* [GIVEN DATA]:
[start]

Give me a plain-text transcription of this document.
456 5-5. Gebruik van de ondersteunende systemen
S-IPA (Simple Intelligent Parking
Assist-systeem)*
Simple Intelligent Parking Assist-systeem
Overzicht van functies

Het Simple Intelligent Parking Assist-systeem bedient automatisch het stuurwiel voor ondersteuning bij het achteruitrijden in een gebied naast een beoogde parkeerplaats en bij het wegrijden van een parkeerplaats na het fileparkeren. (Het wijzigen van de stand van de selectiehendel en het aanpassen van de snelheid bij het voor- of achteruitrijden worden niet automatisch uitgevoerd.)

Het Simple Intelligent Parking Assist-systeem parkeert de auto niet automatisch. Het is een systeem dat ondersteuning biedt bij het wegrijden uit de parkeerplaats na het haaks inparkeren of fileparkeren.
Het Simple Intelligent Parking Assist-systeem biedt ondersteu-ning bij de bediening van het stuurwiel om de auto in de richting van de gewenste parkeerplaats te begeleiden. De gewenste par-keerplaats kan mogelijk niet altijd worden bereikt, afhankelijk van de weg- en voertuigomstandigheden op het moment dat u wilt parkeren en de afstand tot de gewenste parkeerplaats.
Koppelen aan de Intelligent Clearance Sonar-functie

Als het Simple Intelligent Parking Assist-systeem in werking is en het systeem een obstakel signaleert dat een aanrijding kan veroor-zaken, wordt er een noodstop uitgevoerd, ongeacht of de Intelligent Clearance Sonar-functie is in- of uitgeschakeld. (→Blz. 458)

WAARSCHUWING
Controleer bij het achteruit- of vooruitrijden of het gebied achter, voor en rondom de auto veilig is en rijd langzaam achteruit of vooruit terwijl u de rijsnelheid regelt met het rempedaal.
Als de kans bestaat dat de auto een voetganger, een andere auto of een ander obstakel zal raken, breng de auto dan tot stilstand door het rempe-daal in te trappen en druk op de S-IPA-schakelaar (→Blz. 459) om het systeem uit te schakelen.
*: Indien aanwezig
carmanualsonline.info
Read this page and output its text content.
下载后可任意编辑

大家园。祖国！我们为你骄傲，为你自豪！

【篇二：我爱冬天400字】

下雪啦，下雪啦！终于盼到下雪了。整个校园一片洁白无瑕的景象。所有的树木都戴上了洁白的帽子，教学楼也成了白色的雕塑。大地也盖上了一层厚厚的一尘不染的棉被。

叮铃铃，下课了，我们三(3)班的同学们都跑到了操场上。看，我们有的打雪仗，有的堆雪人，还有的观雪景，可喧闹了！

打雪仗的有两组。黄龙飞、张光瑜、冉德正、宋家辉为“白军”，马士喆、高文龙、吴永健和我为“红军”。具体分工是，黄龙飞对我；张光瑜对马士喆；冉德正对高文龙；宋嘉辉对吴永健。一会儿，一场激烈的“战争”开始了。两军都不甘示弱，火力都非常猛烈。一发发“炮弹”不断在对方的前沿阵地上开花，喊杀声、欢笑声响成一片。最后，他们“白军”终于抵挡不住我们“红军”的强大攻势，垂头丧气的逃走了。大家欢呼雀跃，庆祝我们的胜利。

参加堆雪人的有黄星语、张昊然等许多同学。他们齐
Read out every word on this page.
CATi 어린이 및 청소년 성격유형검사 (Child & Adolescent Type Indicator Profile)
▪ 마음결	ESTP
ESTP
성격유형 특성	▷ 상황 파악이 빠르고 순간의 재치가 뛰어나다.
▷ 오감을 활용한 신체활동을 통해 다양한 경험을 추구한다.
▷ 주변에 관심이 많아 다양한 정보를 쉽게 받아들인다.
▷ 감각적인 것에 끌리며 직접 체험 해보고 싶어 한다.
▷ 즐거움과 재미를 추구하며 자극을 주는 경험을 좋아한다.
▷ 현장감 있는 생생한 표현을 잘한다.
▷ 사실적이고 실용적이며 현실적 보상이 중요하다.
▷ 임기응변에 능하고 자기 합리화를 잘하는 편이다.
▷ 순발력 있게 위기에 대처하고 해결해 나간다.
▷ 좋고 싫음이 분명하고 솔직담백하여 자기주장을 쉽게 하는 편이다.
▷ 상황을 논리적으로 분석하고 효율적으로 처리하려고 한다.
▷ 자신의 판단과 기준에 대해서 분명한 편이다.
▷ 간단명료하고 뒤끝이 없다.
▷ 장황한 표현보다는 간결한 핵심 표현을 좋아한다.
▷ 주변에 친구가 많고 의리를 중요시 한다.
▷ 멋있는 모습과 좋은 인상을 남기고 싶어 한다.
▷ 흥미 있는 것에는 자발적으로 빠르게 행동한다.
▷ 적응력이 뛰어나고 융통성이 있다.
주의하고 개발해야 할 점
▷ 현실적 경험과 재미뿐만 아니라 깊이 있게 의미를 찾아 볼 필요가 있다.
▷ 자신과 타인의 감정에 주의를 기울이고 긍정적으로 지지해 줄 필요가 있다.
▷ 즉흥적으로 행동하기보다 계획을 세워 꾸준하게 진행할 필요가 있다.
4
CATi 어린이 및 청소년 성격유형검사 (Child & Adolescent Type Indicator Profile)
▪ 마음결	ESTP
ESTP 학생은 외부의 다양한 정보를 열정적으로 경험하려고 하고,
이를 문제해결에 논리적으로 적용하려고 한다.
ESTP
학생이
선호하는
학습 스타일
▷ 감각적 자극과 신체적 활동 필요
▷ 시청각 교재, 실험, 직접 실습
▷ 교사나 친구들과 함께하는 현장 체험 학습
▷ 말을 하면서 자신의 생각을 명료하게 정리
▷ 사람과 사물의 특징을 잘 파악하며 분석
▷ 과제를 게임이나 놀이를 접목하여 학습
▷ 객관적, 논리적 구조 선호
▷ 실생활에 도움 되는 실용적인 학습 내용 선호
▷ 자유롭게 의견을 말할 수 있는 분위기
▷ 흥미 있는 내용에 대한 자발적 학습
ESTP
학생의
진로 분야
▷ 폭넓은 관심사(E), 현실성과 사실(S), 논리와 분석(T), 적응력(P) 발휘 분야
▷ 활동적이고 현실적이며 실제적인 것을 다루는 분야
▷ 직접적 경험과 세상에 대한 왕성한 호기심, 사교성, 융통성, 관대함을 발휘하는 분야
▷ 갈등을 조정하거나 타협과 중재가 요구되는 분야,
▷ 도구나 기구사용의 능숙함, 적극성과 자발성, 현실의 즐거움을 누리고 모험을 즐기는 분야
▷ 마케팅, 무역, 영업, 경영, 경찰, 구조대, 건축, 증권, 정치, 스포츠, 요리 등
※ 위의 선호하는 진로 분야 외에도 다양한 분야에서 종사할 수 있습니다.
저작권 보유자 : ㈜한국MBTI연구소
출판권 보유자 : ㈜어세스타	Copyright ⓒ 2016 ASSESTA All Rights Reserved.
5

[end]

* [SET PROBLEM]:
Go back to the listing above and please repeat it exactly.

* [SOLUTION]:
Give me a plain-text transcription of this document.
456 5-5. Gebruik van de ondersteunende systemen
S-IPA (Simple Intelligent Parking
Assist-systeem)*
Simple Intelligent Parking Assist-systeem
Overzicht van functies

Het Simple Intelligent Parking Assist-systeem bedient automatisch het stuurwiel voor ondersteuning bij het achteruitrijden in een gebied naast een beoogde parkeerplaats en bij het wegrijden van een parkeerplaats na het fileparkeren. (Het wijzigen van de stand van de selectiehendel en het aanpassen van de snelheid bij het voor- of achteruitrijden worden niet automatisch uitgevoerd.)

Het Simple Intelligent Parking Assist-systeem parkeert de auto niet automatisch. Het is een systeem dat ondersteuning biedt bij het wegrijden uit de parkeerplaats na het haaks inparkeren of fileparkeren.
Het Simple Intelligent Parking Assist-systeem biedt ondersteu-ning bij de bediening van het stuurwiel om de auto in de richting van de gewenste parkeerplaats te begeleiden. De gewenste par-keerplaats kan mogelijk niet altijd worden bereikt, afhankelijk van de weg- en voertuigomstandigheden op het moment dat u wilt parkeren en de afstand tot de gewenste parkeerplaats.
Koppelen aan de Intelligent Clearance Sonar-functie

Als het Simple Intelligent Parking Assist-systeem in werking is en het systeem een obstakel signaleert dat een aanrijding kan veroor-zaken, wordt er een noodstop uitgevoerd, ongeacht of de Intelligent Clearance Sonar-functie is in- of uitgeschakeld. (→Blz. 458)

WAARSCHUWING
Controleer bij het achteruit- of vooruitrijden of het gebied achter, voor en rondom de auto veilig is en rijd langzaam achteruit of vooruit terwijl u de rijsnelheid regelt met het rempedaal.
Als de kans bestaat dat de auto een voetganger, een andere auto of een ander obstakel zal raken, breng de auto dan tot stilstand door het rempe-daal in te trappen en druk op de S-IPA-schakelaar (→Blz. 459) om het systeem uit te schakelen.
*: Indien aanwezig
carmanualsonline.info
Read this page and output its text content.
下载后可任意编辑

大家园。祖国！我们为你骄傲，为你自豪！

【篇二：我爱冬天400字】

下雪啦，下雪啦！终于盼到下雪了。整个校园一片洁白无瑕的景象。所有的树木都戴上了洁白的帽子，教学楼也成了白色的雕塑。大地也盖上了一层厚厚的一尘不染的棉被。

叮铃铃，下课了，我们三(3)班的同学们都跑到了操场上。看，我们有的打雪仗，有的堆雪人，还有的观雪景，可喧闹了！

打雪仗的有两组。黄龙飞、张光瑜、冉德正、宋家辉为“白军”，马士喆、高文龙、吴永健和我为“红军”。具体分工是，黄龙飞对我；张光瑜对马士喆；冉德正对高文龙；宋嘉辉对吴永健。一会儿，一场激烈的“战争”开始了。两军都不甘示弱，火力都非常猛烈。一发发“炮弹”不断在对方的前沿阵地上开花，喊杀声、欢笑声响成一片。最后，他们“白军”终于抵挡不住我们“红军”的强大攻势，垂头丧气的逃走了。大家欢呼雀跃，庆祝我们的胜利。

参加堆雪人的有黄星语、张昊然等许多同学。他们齐
Read out every word on this page.
CATi 어린이 및 청소년 성격유형검사 (Child & Adolescent Type Indicator Profile)
▪ 마음결	ESTP
ESTP
성격유형 특성	▷ 상황 파악이 빠르고 순간의 재치가 뛰어나다.
▷ 오감을 활용한 신체활동을 통해 다양한 경험을 추구한다.
▷ 주변에 관심이 많아 다양한 정보를 쉽게 받아들인다.
▷ 감각적인 것에 끌리며 직접 체험 해보고 싶어 한다.
▷ 즐거움과 재미를 추구하며 자극을 주는 경험을 좋아한다.
▷ 현장감 있는 생생한 표현을 잘한다.
▷ 사실적이고 실용적이며 현실적 보상이 중요하다.
▷ 임기응변에 능하고 자기 합리화를 잘하는 편이다.
▷ 순발력 있게 위기에 대처하고 해결해 나간다.
▷ 좋고 싫음이 분명하고 솔직담백하여 자기주장을 쉽게 하는 편이다.
▷ 상황을 논리적으로 분석하고 효율적으로 처리하려고 한다.
▷ 자신의 판단과 기준에 대해서 분명한 편이다.
▷ 간단명료하고 뒤끝이 없다.
▷ 장황한 표현보다는 간결한 핵심 표현을 좋아한다.
▷ 주변에 친구가 많고 의리를 중요시 한다.
▷ 멋있는 모습과 좋은 인상을 남기고 싶어 한다.
▷ 흥미 있는 것에는 자발적으로 빠르게 행동한다.
▷ 적응력이 뛰어나고 융통성이 있다.
주의하고 개발해야 할 점
▷ 현실적 경험과 재미뿐만 아니라 깊이 있게 의미를 찾아 볼 필요가 있다.
▷ 자신과 타인의 감정에 주의를 기울이고 긍정적으로 지지해 줄 필요가 있다.
▷ 즉흥적으로 행동하기보다 계획을 세워 꾸준하게 진행할 필요가 있다.
4
CATi 어린이 및 청소년 성격유형검사 (Child & Adolescent Type Indicator Profile)
▪ 마음결	ESTP
ESTP 학생은 외부의 다양한 정보를 열정적으로 경험하려고 하고,
이를 문제해결에 논리적으로 적용하려고 한다.
ESTP
학생이
선호하는
학습 스타일
▷ 감각적 자극과 신체적 활동 필요
▷ 시청각 교재, 실험, 직접 실습
▷ 교사나 친구들과 함께하는 현장 체험 학습
▷ 말을 하면서 자신의 생각을 명료하게 정리
▷ 사람과 사물의 특징을 잘 파악하며 분석
▷ 과제를 게임이나 놀이를 접목하여 학습
▷ 객관적, 논리적 구조 선호
▷ 실생활에 도움 되는 실용적인 학습 내용 선호
▷ 자유롭게 의견을 말할 수 있는 분위기
▷ 흥미 있는 내용에 대한 자발적 학습
ESTP
학생의
진로 분야
▷ 폭넓은 관심사(E), 현실성과 사실(S), 논리와 분석(T), 적응력(P) 발휘 분야
▷ 활동적이고 현실적이며 실제적인 것을 다루는 분야
▷ 직접적 경험과 세상에 대한 왕성한 호기심, 사교성, 융통성, 관대함을 발휘하는 분야
▷ 갈등을 조정하거나 타협과 중재가 요구되는 분야,
▷ 도구나 기구사용의 능숙함, 적극성과 자발성, 현실의 즐거움을 누리고 모험을 즐기는 분야
▷ 마케팅, 무역, 영업, 경영, 경찰, 구조대, 건축, 증권, 정치, 스포츠, 요리 등
※ 위의 선호하는 진로 분야 외에도 다양한 분야에서 종사할 수 있습니다.
저작권 보유자 : ㈜한국MBTI연구소
출판권 보유자 : ㈜어세스타	Copyright ⓒ 2016 ASSESTA All Rights Reserved.
5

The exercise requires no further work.